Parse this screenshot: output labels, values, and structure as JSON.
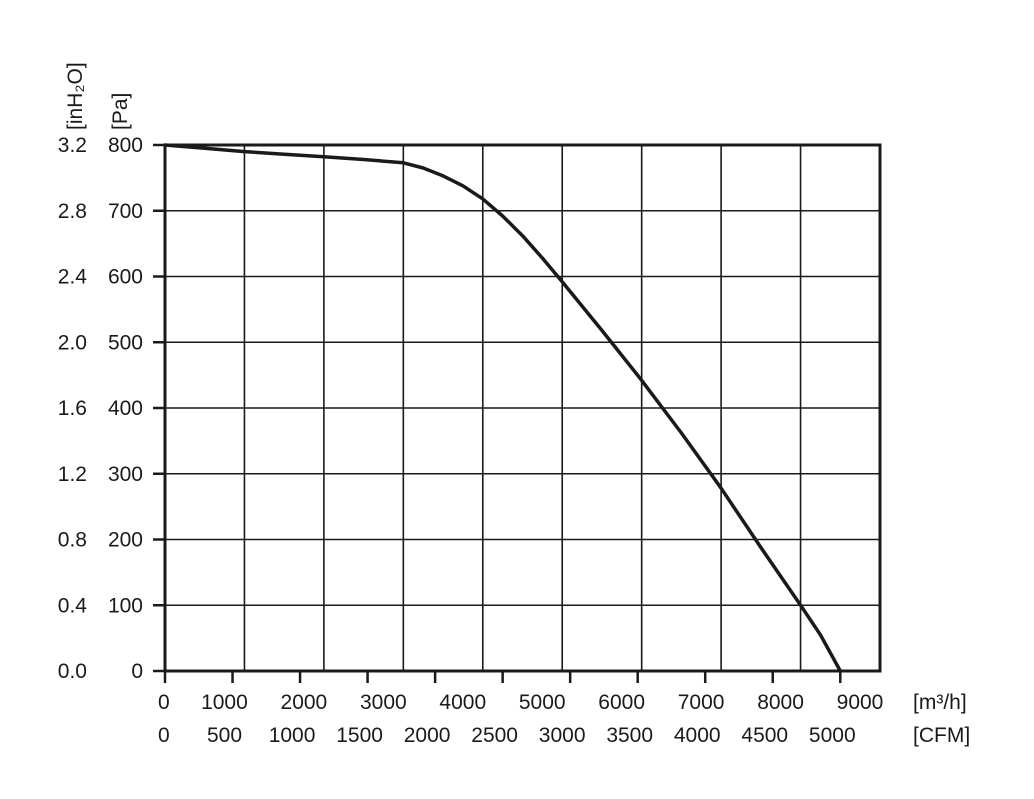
{
  "chart_data": {
    "type": "line",
    "x_unit_primary": "[m³/h]",
    "x_unit_secondary": "[CFM]",
    "y_unit_primary": "[Pa]",
    "y_unit_secondary": "[inH₂O]",
    "xlim": [
      0,
      9000
    ],
    "ylim": [
      0,
      800
    ],
    "grid": true,
    "x_ticks_primary": [
      {
        "value": 0,
        "label": "0"
      },
      {
        "value": 1000,
        "label": "1000"
      },
      {
        "value": 2000,
        "label": "2000"
      },
      {
        "value": 3000,
        "label": "3000"
      },
      {
        "value": 4000,
        "label": "4000"
      },
      {
        "value": 5000,
        "label": "5000"
      },
      {
        "value": 6000,
        "label": "6000"
      },
      {
        "value": 7000,
        "label": "7000"
      },
      {
        "value": 8000,
        "label": "8000"
      },
      {
        "value": 9000,
        "label": "9000"
      }
    ],
    "x_ticks_secondary": [
      {
        "value": 0,
        "label": "0"
      },
      {
        "value": 500,
        "label": "500"
      },
      {
        "value": 1000,
        "label": "1000"
      },
      {
        "value": 1500,
        "label": "1500"
      },
      {
        "value": 2000,
        "label": "2000"
      },
      {
        "value": 2500,
        "label": "2500"
      },
      {
        "value": 3000,
        "label": "3000"
      },
      {
        "value": 3500,
        "label": "3500"
      },
      {
        "value": 4000,
        "label": "4000"
      },
      {
        "value": 4500,
        "label": "4500"
      },
      {
        "value": 5000,
        "label": "5000"
      }
    ],
    "y_ticks_primary": [
      {
        "value": 0,
        "label": "0"
      },
      {
        "value": 100,
        "label": "100"
      },
      {
        "value": 200,
        "label": "200"
      },
      {
        "value": 300,
        "label": "300"
      },
      {
        "value": 400,
        "label": "400"
      },
      {
        "value": 500,
        "label": "500"
      },
      {
        "value": 600,
        "label": "600"
      },
      {
        "value": 700,
        "label": "700"
      },
      {
        "value": 800,
        "label": "800"
      }
    ],
    "y_ticks_secondary": [
      {
        "value": 0,
        "label": "0.0"
      },
      {
        "value": 100,
        "label": "0.4"
      },
      {
        "value": 200,
        "label": "0.8"
      },
      {
        "value": 300,
        "label": "1.2"
      },
      {
        "value": 400,
        "label": "1.6"
      },
      {
        "value": 500,
        "label": "2.0"
      },
      {
        "value": 600,
        "label": "2.4"
      },
      {
        "value": 700,
        "label": "2.8"
      },
      {
        "value": 800,
        "label": "3.2"
      }
    ],
    "series": [
      {
        "points": [
          [
            0,
            800
          ],
          [
            500,
            795
          ],
          [
            1000,
            790
          ],
          [
            1500,
            786
          ],
          [
            2000,
            782
          ],
          [
            2500,
            778
          ],
          [
            3000,
            773
          ],
          [
            3250,
            765
          ],
          [
            3500,
            753
          ],
          [
            3750,
            738
          ],
          [
            4000,
            718
          ],
          [
            4250,
            692
          ],
          [
            4500,
            662
          ],
          [
            4750,
            628
          ],
          [
            5000,
            592
          ],
          [
            5500,
            518
          ],
          [
            6000,
            442
          ],
          [
            6500,
            362
          ],
          [
            7000,
            278
          ],
          [
            7500,
            188
          ],
          [
            8000,
            100
          ],
          [
            8250,
            55
          ],
          [
            8500,
            0
          ]
        ]
      }
    ]
  }
}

## The request:
Exactly reproduce the entries above, minus the pictures.

## Complete answer:
Parse this screenshot: output labels, values, and structure as JSON.
{
  "chart_data": {
    "type": "line",
    "x_unit_primary": "[m³/h]",
    "x_unit_secondary": "[CFM]",
    "y_unit_primary": "[Pa]",
    "y_unit_secondary": "[inH₂O]",
    "xlim": [
      0,
      9000
    ],
    "ylim": [
      0,
      800
    ],
    "grid": true,
    "x_ticks_primary": [
      {
        "value": 0,
        "label": "0"
      },
      {
        "value": 1000,
        "label": "1000"
      },
      {
        "value": 2000,
        "label": "2000"
      },
      {
        "value": 3000,
        "label": "3000"
      },
      {
        "value": 4000,
        "label": "4000"
      },
      {
        "value": 5000,
        "label": "5000"
      },
      {
        "value": 6000,
        "label": "6000"
      },
      {
        "value": 7000,
        "label": "7000"
      },
      {
        "value": 8000,
        "label": "8000"
      },
      {
        "value": 9000,
        "label": "9000"
      }
    ],
    "x_ticks_secondary": [
      {
        "value": 0,
        "label": "0"
      },
      {
        "value": 500,
        "label": "500"
      },
      {
        "value": 1000,
        "label": "1000"
      },
      {
        "value": 1500,
        "label": "1500"
      },
      {
        "value": 2000,
        "label": "2000"
      },
      {
        "value": 2500,
        "label": "2500"
      },
      {
        "value": 3000,
        "label": "3000"
      },
      {
        "value": 3500,
        "label": "3500"
      },
      {
        "value": 4000,
        "label": "4000"
      },
      {
        "value": 4500,
        "label": "4500"
      },
      {
        "value": 5000,
        "label": "5000"
      }
    ],
    "y_ticks_primary": [
      {
        "value": 0,
        "label": "0"
      },
      {
        "value": 100,
        "label": "100"
      },
      {
        "value": 200,
        "label": "200"
      },
      {
        "value": 300,
        "label": "300"
      },
      {
        "value": 400,
        "label": "400"
      },
      {
        "value": 500,
        "label": "500"
      },
      {
        "value": 600,
        "label": "600"
      },
      {
        "value": 700,
        "label": "700"
      },
      {
        "value": 800,
        "label": "800"
      }
    ],
    "y_ticks_secondary": [
      {
        "value": 0,
        "label": "0.0"
      },
      {
        "value": 100,
        "label": "0.4"
      },
      {
        "value": 200,
        "label": "0.8"
      },
      {
        "value": 300,
        "label": "1.2"
      },
      {
        "value": 400,
        "label": "1.6"
      },
      {
        "value": 500,
        "label": "2.0"
      },
      {
        "value": 600,
        "label": "2.4"
      },
      {
        "value": 700,
        "label": "2.8"
      },
      {
        "value": 800,
        "label": "3.2"
      }
    ],
    "series": [
      {
        "points": [
          [
            0,
            800
          ],
          [
            500,
            795
          ],
          [
            1000,
            790
          ],
          [
            1500,
            786
          ],
          [
            2000,
            782
          ],
          [
            2500,
            778
          ],
          [
            3000,
            773
          ],
          [
            3250,
            765
          ],
          [
            3500,
            753
          ],
          [
            3750,
            738
          ],
          [
            4000,
            718
          ],
          [
            4250,
            692
          ],
          [
            4500,
            662
          ],
          [
            4750,
            628
          ],
          [
            5000,
            592
          ],
          [
            5500,
            518
          ],
          [
            6000,
            442
          ],
          [
            6500,
            362
          ],
          [
            7000,
            278
          ],
          [
            7500,
            188
          ],
          [
            8000,
            100
          ],
          [
            8250,
            55
          ],
          [
            8500,
            0
          ]
        ]
      }
    ]
  }
}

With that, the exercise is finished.